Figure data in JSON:
━━━━━━━━━━

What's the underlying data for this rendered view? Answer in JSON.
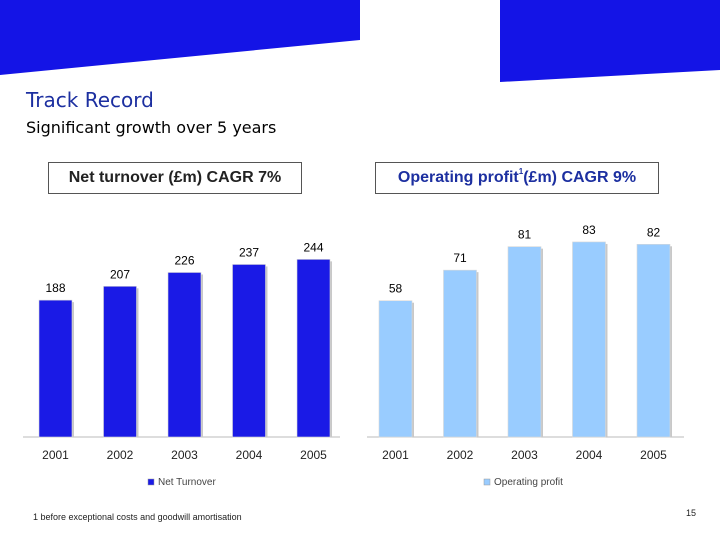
{
  "slide": {
    "title": "Track Record",
    "subtitle": "Significant growth over 5 years",
    "footnote": "1 before exceptional costs and goodwill amortisation",
    "page_number": "15",
    "brand_color": "#1414e6",
    "title_color": "#1c2fa0"
  },
  "chart_data": [
    {
      "type": "bar",
      "title": "Net turnover (£m) CAGR 7%",
      "categories": [
        "2001",
        "2002",
        "2003",
        "2004",
        "2005"
      ],
      "series": [
        {
          "name": "Net Turnover",
          "values": [
            188,
            207,
            226,
            237,
            244
          ],
          "color": "#1a1ae6"
        }
      ],
      "ylim": [
        0,
        260
      ],
      "legend_position": "bottom",
      "grid": false
    },
    {
      "type": "bar",
      "title": "Operating profit",
      "title_superscript": "1",
      "title_suffix": "(£m) CAGR 9%",
      "categories": [
        "2001",
        "2002",
        "2003",
        "2004",
        "2005"
      ],
      "series": [
        {
          "name": "Operating profit",
          "values": [
            58,
            71,
            81,
            83,
            82
          ],
          "color": "#99ccff"
        }
      ],
      "ylim": [
        0,
        100
      ],
      "legend_position": "bottom",
      "grid": false
    }
  ]
}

━━━━━━━━━━

**DIRECTIONS FOR THIS TASK:** Transcribe the preceding listing in its entirety and with exact wording, leaving out pictures.

**RESULT OF THIS EXERCISE:**
What's the underlying data for this rendered view? Answer in JSON.
{
  "slide": {
    "title": "Track Record",
    "subtitle": "Significant growth over 5 years",
    "footnote": "1 before exceptional costs and goodwill amortisation",
    "page_number": "15",
    "brand_color": "#1414e6",
    "title_color": "#1c2fa0"
  },
  "chart_data": [
    {
      "type": "bar",
      "title": "Net turnover (£m) CAGR 7%",
      "categories": [
        "2001",
        "2002",
        "2003",
        "2004",
        "2005"
      ],
      "series": [
        {
          "name": "Net Turnover",
          "values": [
            188,
            207,
            226,
            237,
            244
          ],
          "color": "#1a1ae6"
        }
      ],
      "ylim": [
        0,
        260
      ],
      "legend_position": "bottom",
      "grid": false
    },
    {
      "type": "bar",
      "title": "Operating profit",
      "title_superscript": "1",
      "title_suffix": "(£m) CAGR 9%",
      "categories": [
        "2001",
        "2002",
        "2003",
        "2004",
        "2005"
      ],
      "series": [
        {
          "name": "Operating profit",
          "values": [
            58,
            71,
            81,
            83,
            82
          ],
          "color": "#99ccff"
        }
      ],
      "ylim": [
        0,
        100
      ],
      "legend_position": "bottom",
      "grid": false
    }
  ]
}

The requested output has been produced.